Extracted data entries
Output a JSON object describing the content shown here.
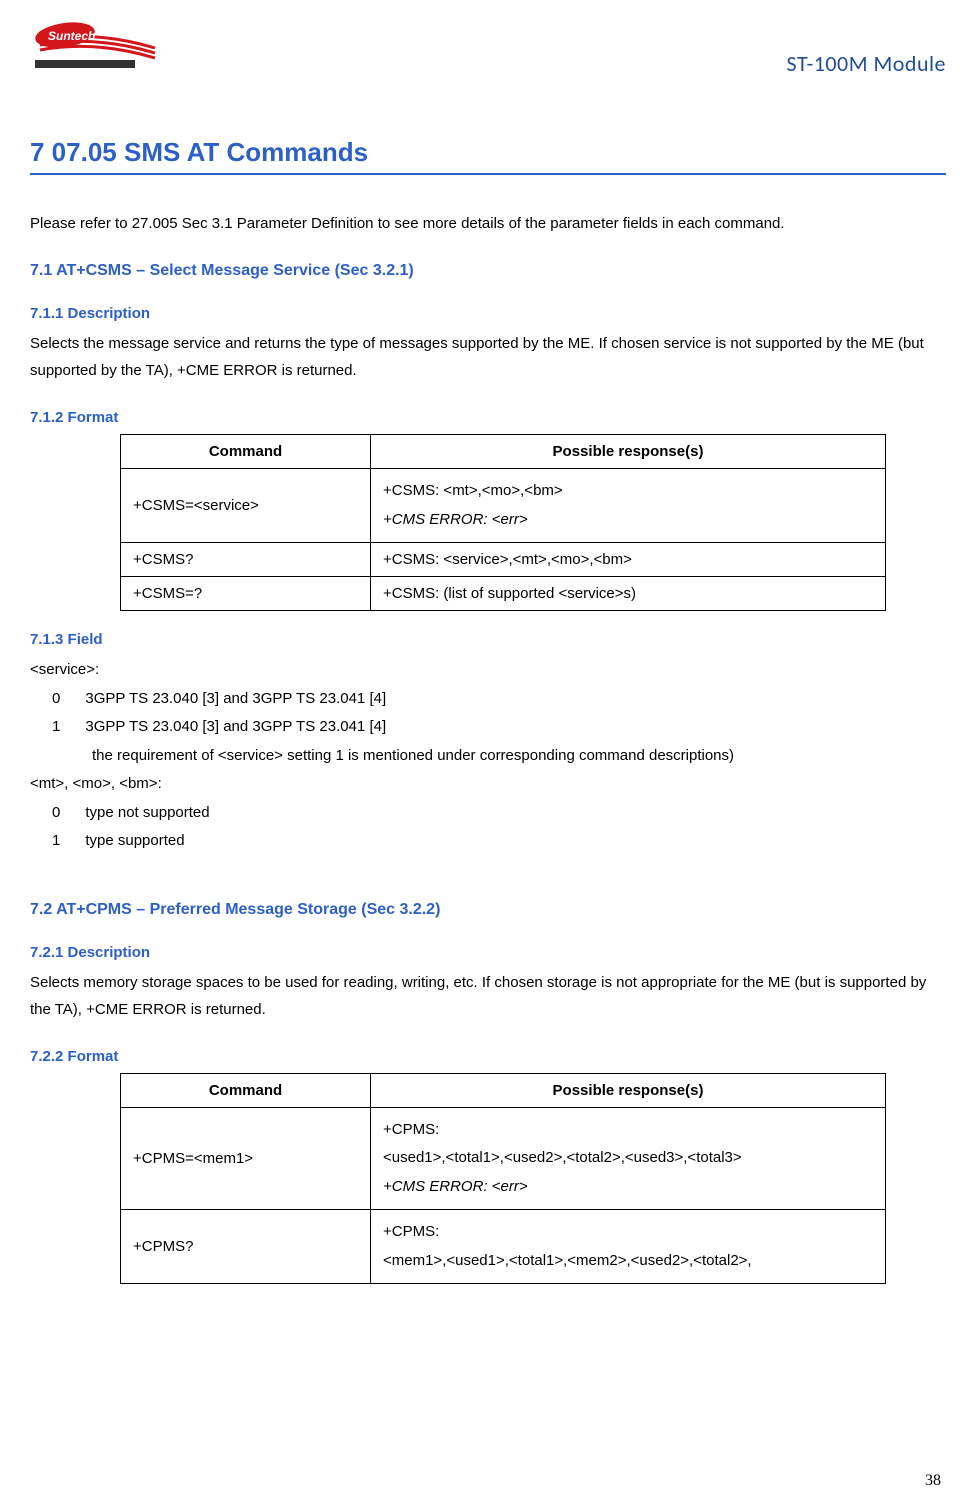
{
  "header": {
    "logo_text": "Suntech",
    "module_title": "ST-100M Module"
  },
  "main_title": "7 07.05 SMS AT Commands",
  "intro_text": "Please refer to 27.005 Sec 3.1 Parameter Definition to see more details of the parameter fields in each command.",
  "section_7_1": {
    "title": "7.1 AT+CSMS – Select Message Service (Sec 3.2.1)",
    "desc_title": "7.1.1 Description",
    "desc_text": "Selects the message service and returns the type of messages supported by the ME. If chosen service is not supported by the ME (but supported by the TA), +CME ERROR is returned.",
    "format_title": "7.1.2 Format",
    "table": {
      "headers": [
        "Command",
        "Possible response(s)"
      ],
      "rows": [
        {
          "cmd": "+CSMS=<service>",
          "resp_line1": "+CSMS: <mt>,<mo>,<bm>",
          "resp_line2": "+CMS ERROR: <err>"
        },
        {
          "cmd": "+CSMS?",
          "resp": "+CSMS: <service>,<mt>,<mo>,<bm>"
        },
        {
          "cmd": "+CSMS=?",
          "resp": "+CSMS: (list of supported <service>s)"
        }
      ]
    },
    "field_title": "7.1.3 Field",
    "field_service_label": "<service>:",
    "field_service_0": "0      3GPP TS 23.040 [3] and 3GPP TS 23.041 [4]",
    "field_service_1": "1      3GPP TS 23.040 [3] and 3GPP TS 23.041 [4]",
    "field_service_note": "the requirement of <service> setting 1 is mentioned under corresponding command descriptions)",
    "field_mtmobm_label": "<mt>, <mo>, <bm>:",
    "field_mtmobm_0": "0      type not supported",
    "field_mtmobm_1": "1      type supported"
  },
  "section_7_2": {
    "title": "7.2 AT+CPMS – Preferred Message Storage (Sec 3.2.2)",
    "desc_title": "7.2.1 Description",
    "desc_text": "Selects memory storage spaces to be used for reading, writing, etc. If chosen storage is not appropriate for the ME (but is supported by the TA), +CME ERROR is returned.",
    "format_title": "7.2.2 Format",
    "table": {
      "headers": [
        "Command",
        "Possible response(s)"
      ],
      "rows": [
        {
          "cmd": "+CPMS=<mem1>",
          "resp_line1": "+CPMS:",
          "resp_line2": "<used1>,<total1>,<used2>,<total2>,<used3>,<total3>",
          "resp_line3": "+CMS ERROR: <err>"
        },
        {
          "cmd": "+CPMS?",
          "resp_line1": "+CPMS:",
          "resp_line2": "<mem1>,<used1>,<total1>,<mem2>,<used2>,<total2>,"
        }
      ]
    }
  },
  "page_number": "38"
}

WRITTEN EXERCISE: Write the records out again in full, exactly, and skip every picture.

SOLVED EXERCISE:
Output a JSON object describing the content shown here.
{
  "header": {
    "logo_text": "Suntech",
    "module_title": "ST-100M Module"
  },
  "main_title": "7 07.05 SMS AT Commands",
  "intro_text": "Please refer to 27.005 Sec 3.1 Parameter Definition to see more details of the parameter fields in each command.",
  "section_7_1": {
    "title": "7.1 AT+CSMS – Select Message Service (Sec 3.2.1)",
    "desc_title": "7.1.1 Description",
    "desc_text": "Selects the message service and returns the type of messages supported by the ME. If chosen service is not supported by the ME (but supported by the TA), +CME ERROR is returned.",
    "format_title": "7.1.2 Format",
    "table": {
      "headers": [
        "Command",
        "Possible response(s)"
      ],
      "rows": [
        {
          "cmd": "+CSMS=<service>",
          "resp_line1": "+CSMS: <mt>,<mo>,<bm>",
          "resp_line2": "+CMS ERROR: <err>"
        },
        {
          "cmd": "+CSMS?",
          "resp": "+CSMS: <service>,<mt>,<mo>,<bm>"
        },
        {
          "cmd": "+CSMS=?",
          "resp": "+CSMS: (list of supported <service>s)"
        }
      ]
    },
    "field_title": "7.1.3 Field",
    "field_service_label": "<service>:",
    "field_service_0": "0      3GPP TS 23.040 [3] and 3GPP TS 23.041 [4]",
    "field_service_1": "1      3GPP TS 23.040 [3] and 3GPP TS 23.041 [4]",
    "field_service_note": "the requirement of <service> setting 1 is mentioned under corresponding command descriptions)",
    "field_mtmobm_label": "<mt>, <mo>, <bm>:",
    "field_mtmobm_0": "0      type not supported",
    "field_mtmobm_1": "1      type supported"
  },
  "section_7_2": {
    "title": "7.2 AT+CPMS – Preferred Message Storage (Sec 3.2.2)",
    "desc_title": "7.2.1 Description",
    "desc_text": "Selects memory storage spaces to be used for reading, writing, etc. If chosen storage is not appropriate for the ME (but is supported by the TA), +CME ERROR is returned.",
    "format_title": "7.2.2 Format",
    "table": {
      "headers": [
        "Command",
        "Possible response(s)"
      ],
      "rows": [
        {
          "cmd": "+CPMS=<mem1>",
          "resp_line1": "+CPMS:",
          "resp_line2": "<used1>,<total1>,<used2>,<total2>,<used3>,<total3>",
          "resp_line3": "+CMS ERROR: <err>"
        },
        {
          "cmd": "+CPMS?",
          "resp_line1": "+CPMS:",
          "resp_line2": "<mem1>,<used1>,<total1>,<mem2>,<used2>,<total2>,"
        }
      ]
    }
  },
  "page_number": "38"
}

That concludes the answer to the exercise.